## PROBLEM
Look through the data below. Pick out the lines holding the string "text".

## GIVEN RECORDS
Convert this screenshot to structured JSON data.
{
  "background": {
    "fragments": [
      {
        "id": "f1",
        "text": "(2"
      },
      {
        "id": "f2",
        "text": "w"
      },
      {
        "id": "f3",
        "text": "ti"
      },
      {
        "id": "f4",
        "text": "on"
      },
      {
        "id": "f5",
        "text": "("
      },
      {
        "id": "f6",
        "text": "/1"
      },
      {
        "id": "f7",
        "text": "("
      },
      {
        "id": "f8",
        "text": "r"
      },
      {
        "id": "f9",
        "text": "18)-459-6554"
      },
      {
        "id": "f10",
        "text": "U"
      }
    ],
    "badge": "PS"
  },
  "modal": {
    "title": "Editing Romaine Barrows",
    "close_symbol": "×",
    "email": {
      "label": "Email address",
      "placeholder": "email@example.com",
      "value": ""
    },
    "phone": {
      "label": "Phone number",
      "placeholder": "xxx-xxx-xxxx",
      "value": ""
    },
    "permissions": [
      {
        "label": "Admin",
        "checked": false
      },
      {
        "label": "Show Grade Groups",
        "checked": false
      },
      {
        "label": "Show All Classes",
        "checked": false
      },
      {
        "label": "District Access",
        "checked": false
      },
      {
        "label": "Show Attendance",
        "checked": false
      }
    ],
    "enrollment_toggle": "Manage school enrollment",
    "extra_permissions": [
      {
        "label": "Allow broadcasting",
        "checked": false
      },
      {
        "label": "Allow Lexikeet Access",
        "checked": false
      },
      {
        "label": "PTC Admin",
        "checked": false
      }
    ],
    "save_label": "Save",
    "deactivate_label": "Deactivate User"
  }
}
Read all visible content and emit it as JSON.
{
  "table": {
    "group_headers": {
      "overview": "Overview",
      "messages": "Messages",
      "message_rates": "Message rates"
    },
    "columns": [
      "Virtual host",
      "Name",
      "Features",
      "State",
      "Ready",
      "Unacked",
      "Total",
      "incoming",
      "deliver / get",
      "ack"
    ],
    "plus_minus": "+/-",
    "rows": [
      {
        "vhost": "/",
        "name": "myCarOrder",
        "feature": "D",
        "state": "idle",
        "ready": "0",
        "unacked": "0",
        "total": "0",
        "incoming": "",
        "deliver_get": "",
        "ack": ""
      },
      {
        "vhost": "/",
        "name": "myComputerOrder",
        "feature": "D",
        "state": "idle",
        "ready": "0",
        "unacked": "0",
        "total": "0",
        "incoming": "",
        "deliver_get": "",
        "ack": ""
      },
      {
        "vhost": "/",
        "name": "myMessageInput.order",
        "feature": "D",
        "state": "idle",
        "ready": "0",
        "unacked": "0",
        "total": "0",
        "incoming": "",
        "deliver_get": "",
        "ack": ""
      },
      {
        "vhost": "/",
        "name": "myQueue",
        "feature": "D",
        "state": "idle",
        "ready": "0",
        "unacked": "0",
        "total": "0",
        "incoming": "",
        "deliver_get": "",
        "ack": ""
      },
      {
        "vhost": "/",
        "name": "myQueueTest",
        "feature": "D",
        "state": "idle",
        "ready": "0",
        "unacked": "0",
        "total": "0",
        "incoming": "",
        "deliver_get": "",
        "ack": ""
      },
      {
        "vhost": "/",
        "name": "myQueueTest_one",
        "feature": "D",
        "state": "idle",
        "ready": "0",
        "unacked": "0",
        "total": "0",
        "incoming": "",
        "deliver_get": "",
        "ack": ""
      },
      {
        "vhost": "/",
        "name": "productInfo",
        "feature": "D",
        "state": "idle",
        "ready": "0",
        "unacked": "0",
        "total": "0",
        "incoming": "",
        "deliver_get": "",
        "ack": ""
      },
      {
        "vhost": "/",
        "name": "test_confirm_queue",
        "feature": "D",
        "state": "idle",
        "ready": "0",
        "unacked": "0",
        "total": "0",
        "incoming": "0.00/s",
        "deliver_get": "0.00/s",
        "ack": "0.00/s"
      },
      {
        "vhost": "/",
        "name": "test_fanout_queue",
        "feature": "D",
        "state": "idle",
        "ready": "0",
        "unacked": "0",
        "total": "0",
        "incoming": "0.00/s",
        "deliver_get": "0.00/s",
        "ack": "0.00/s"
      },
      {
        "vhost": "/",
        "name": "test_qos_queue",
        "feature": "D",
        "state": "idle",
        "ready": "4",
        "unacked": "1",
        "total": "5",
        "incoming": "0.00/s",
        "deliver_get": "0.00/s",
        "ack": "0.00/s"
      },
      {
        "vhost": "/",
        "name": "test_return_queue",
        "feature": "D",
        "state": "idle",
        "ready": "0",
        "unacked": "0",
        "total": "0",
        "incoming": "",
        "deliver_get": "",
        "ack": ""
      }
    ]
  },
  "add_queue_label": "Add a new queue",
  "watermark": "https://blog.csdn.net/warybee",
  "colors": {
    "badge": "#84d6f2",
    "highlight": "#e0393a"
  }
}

## THE RESPONSE
        "text": "(2"
        "text": "w"
        "text": "ti"
        "text": "on"
        "text": "("
        "text": "/1"
        "text": "("
        "text": "r"
        "text": "18)-459-6554"
        "text": "U"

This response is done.